Entries taken from a collection:
════════════════
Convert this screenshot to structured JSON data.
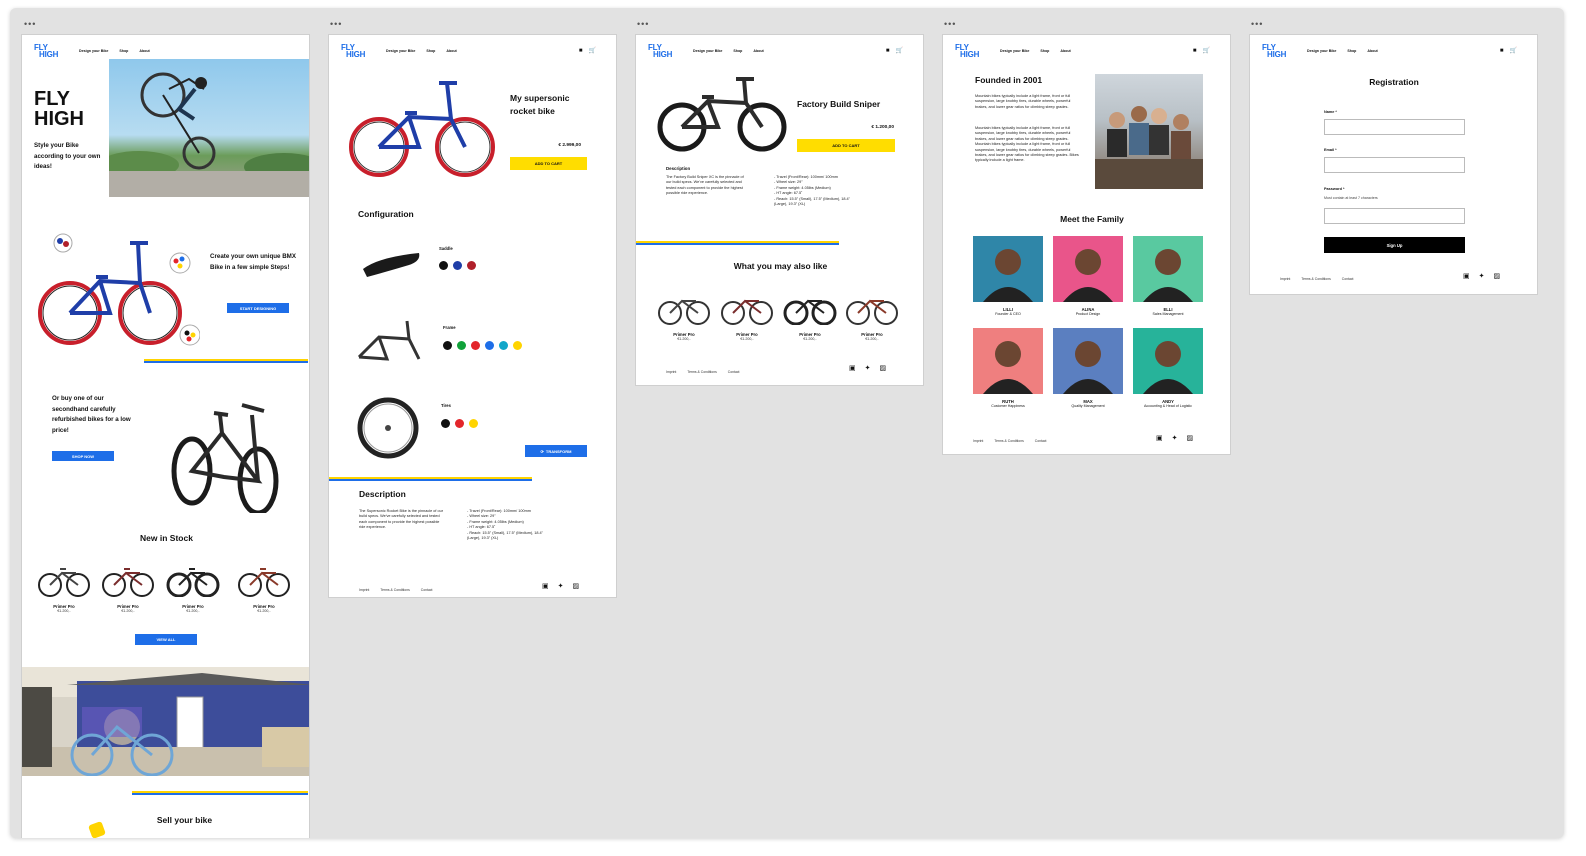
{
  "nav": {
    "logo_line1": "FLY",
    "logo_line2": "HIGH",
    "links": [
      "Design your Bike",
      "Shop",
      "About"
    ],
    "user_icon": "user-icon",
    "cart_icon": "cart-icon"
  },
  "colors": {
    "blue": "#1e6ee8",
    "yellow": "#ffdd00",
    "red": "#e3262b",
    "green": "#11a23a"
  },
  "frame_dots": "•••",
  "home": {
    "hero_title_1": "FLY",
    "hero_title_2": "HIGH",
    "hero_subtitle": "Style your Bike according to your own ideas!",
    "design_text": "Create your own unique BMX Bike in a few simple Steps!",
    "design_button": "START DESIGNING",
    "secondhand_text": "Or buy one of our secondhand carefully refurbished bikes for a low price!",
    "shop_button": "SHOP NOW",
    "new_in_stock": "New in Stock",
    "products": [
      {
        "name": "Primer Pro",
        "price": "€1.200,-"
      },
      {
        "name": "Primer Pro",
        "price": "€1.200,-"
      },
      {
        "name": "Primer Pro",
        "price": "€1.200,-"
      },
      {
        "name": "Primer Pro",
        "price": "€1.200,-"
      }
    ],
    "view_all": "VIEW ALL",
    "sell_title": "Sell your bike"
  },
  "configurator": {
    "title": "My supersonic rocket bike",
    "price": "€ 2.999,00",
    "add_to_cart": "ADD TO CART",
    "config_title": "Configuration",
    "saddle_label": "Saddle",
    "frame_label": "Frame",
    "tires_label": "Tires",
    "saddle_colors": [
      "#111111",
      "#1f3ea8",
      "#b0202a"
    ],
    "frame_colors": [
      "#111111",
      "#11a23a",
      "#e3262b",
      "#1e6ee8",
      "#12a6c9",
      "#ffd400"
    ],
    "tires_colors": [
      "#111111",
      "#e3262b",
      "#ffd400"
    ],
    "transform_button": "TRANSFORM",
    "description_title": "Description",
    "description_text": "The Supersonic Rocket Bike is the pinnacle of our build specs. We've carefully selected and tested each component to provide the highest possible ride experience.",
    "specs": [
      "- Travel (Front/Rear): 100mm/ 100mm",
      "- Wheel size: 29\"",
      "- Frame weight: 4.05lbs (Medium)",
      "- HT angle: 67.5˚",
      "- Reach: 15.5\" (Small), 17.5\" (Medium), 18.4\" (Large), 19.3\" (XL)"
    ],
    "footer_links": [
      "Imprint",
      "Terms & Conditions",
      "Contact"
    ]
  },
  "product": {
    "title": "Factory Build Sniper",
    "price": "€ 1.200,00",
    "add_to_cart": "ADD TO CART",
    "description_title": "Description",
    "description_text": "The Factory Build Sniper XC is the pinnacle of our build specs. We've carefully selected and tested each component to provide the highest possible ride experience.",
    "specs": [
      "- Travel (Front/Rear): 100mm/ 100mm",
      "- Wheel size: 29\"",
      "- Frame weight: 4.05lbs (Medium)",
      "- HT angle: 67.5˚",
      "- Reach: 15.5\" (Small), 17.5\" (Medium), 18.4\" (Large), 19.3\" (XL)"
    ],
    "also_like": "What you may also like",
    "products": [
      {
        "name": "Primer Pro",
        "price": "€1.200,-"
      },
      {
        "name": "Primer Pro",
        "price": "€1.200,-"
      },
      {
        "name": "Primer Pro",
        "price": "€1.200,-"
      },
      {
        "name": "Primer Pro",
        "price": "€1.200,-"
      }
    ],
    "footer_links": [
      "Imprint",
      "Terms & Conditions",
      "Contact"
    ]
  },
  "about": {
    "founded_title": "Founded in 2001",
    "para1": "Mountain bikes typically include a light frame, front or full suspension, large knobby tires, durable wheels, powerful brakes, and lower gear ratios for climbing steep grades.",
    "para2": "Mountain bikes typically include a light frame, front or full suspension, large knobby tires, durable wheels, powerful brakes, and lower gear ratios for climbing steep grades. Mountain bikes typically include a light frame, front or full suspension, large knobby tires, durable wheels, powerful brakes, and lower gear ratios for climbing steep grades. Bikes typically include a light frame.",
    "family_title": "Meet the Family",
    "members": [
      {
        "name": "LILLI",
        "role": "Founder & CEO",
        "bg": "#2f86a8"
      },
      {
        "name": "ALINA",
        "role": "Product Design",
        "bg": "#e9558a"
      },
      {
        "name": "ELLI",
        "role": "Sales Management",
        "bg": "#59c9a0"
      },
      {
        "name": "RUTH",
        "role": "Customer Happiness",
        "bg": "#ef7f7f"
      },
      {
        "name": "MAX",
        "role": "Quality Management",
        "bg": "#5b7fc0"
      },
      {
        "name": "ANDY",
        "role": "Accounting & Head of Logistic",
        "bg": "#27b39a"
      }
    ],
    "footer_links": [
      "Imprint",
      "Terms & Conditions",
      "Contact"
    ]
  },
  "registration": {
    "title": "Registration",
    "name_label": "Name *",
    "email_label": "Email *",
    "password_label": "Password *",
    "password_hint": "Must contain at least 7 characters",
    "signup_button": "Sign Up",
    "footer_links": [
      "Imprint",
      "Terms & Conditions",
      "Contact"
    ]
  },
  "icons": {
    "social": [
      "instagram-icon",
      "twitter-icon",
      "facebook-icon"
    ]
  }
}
════════════════
#### [DESCRIPTION OF THE TASK]
Pictures in the records above are not copied; print everything else exactly.

#### [EXPECTED ANSWER]
Convert this screenshot to structured JSON data.
{
  "nav": {
    "logo_line1": "FLY",
    "logo_line2": "HIGH",
    "links": [
      "Design your Bike",
      "Shop",
      "About"
    ],
    "user_icon": "user-icon",
    "cart_icon": "cart-icon"
  },
  "colors": {
    "blue": "#1e6ee8",
    "yellow": "#ffdd00",
    "red": "#e3262b",
    "green": "#11a23a"
  },
  "frame_dots": "•••",
  "home": {
    "hero_title_1": "FLY",
    "hero_title_2": "HIGH",
    "hero_subtitle": "Style your Bike according to your own ideas!",
    "design_text": "Create your own unique BMX Bike in a few simple Steps!",
    "design_button": "START DESIGNING",
    "secondhand_text": "Or buy one of our secondhand carefully refurbished bikes for a low price!",
    "shop_button": "SHOP NOW",
    "new_in_stock": "New in Stock",
    "products": [
      {
        "name": "Primer Pro",
        "price": "€1.200,-"
      },
      {
        "name": "Primer Pro",
        "price": "€1.200,-"
      },
      {
        "name": "Primer Pro",
        "price": "€1.200,-"
      },
      {
        "name": "Primer Pro",
        "price": "€1.200,-"
      }
    ],
    "view_all": "VIEW ALL",
    "sell_title": "Sell your bike"
  },
  "configurator": {
    "title": "My supersonic rocket bike",
    "price": "€ 2.999,00",
    "add_to_cart": "ADD TO CART",
    "config_title": "Configuration",
    "saddle_label": "Saddle",
    "frame_label": "Frame",
    "tires_label": "Tires",
    "saddle_colors": [
      "#111111",
      "#1f3ea8",
      "#b0202a"
    ],
    "frame_colors": [
      "#111111",
      "#11a23a",
      "#e3262b",
      "#1e6ee8",
      "#12a6c9",
      "#ffd400"
    ],
    "tires_colors": [
      "#111111",
      "#e3262b",
      "#ffd400"
    ],
    "transform_button": "TRANSFORM",
    "description_title": "Description",
    "description_text": "The Supersonic Rocket Bike is the pinnacle of our build specs. We've carefully selected and tested each component to provide the highest possible ride experience.",
    "specs": [
      "- Travel (Front/Rear): 100mm/ 100mm",
      "- Wheel size: 29\"",
      "- Frame weight: 4.05lbs (Medium)",
      "- HT angle: 67.5˚",
      "- Reach: 15.5\" (Small), 17.5\" (Medium), 18.4\" (Large), 19.3\" (XL)"
    ],
    "footer_links": [
      "Imprint",
      "Terms & Conditions",
      "Contact"
    ]
  },
  "product": {
    "title": "Factory Build Sniper",
    "price": "€ 1.200,00",
    "add_to_cart": "ADD TO CART",
    "description_title": "Description",
    "description_text": "The Factory Build Sniper XC is the pinnacle of our build specs. We've carefully selected and tested each component to provide the highest possible ride experience.",
    "specs": [
      "- Travel (Front/Rear): 100mm/ 100mm",
      "- Wheel size: 29\"",
      "- Frame weight: 4.05lbs (Medium)",
      "- HT angle: 67.5˚",
      "- Reach: 15.5\" (Small), 17.5\" (Medium), 18.4\" (Large), 19.3\" (XL)"
    ],
    "also_like": "What you may also like",
    "products": [
      {
        "name": "Primer Pro",
        "price": "€1.200,-"
      },
      {
        "name": "Primer Pro",
        "price": "€1.200,-"
      },
      {
        "name": "Primer Pro",
        "price": "€1.200,-"
      },
      {
        "name": "Primer Pro",
        "price": "€1.200,-"
      }
    ],
    "footer_links": [
      "Imprint",
      "Terms & Conditions",
      "Contact"
    ]
  },
  "about": {
    "founded_title": "Founded in 2001",
    "para1": "Mountain bikes typically include a light frame, front or full suspension, large knobby tires, durable wheels, powerful brakes, and lower gear ratios for climbing steep grades.",
    "para2": "Mountain bikes typically include a light frame, front or full suspension, large knobby tires, durable wheels, powerful brakes, and lower gear ratios for climbing steep grades. Mountain bikes typically include a light frame, front or full suspension, large knobby tires, durable wheels, powerful brakes, and lower gear ratios for climbing steep grades. Bikes typically include a light frame.",
    "family_title": "Meet the Family",
    "members": [
      {
        "name": "LILLI",
        "role": "Founder & CEO",
        "bg": "#2f86a8"
      },
      {
        "name": "ALINA",
        "role": "Product Design",
        "bg": "#e9558a"
      },
      {
        "name": "ELLI",
        "role": "Sales Management",
        "bg": "#59c9a0"
      },
      {
        "name": "RUTH",
        "role": "Customer Happiness",
        "bg": "#ef7f7f"
      },
      {
        "name": "MAX",
        "role": "Quality Management",
        "bg": "#5b7fc0"
      },
      {
        "name": "ANDY",
        "role": "Accounting & Head of Logistic",
        "bg": "#27b39a"
      }
    ],
    "footer_links": [
      "Imprint",
      "Terms & Conditions",
      "Contact"
    ]
  },
  "registration": {
    "title": "Registration",
    "name_label": "Name *",
    "email_label": "Email *",
    "password_label": "Password *",
    "password_hint": "Must contain at least 7 characters",
    "signup_button": "Sign Up",
    "footer_links": [
      "Imprint",
      "Terms & Conditions",
      "Contact"
    ]
  },
  "icons": {
    "social": [
      "instagram-icon",
      "twitter-icon",
      "facebook-icon"
    ]
  }
}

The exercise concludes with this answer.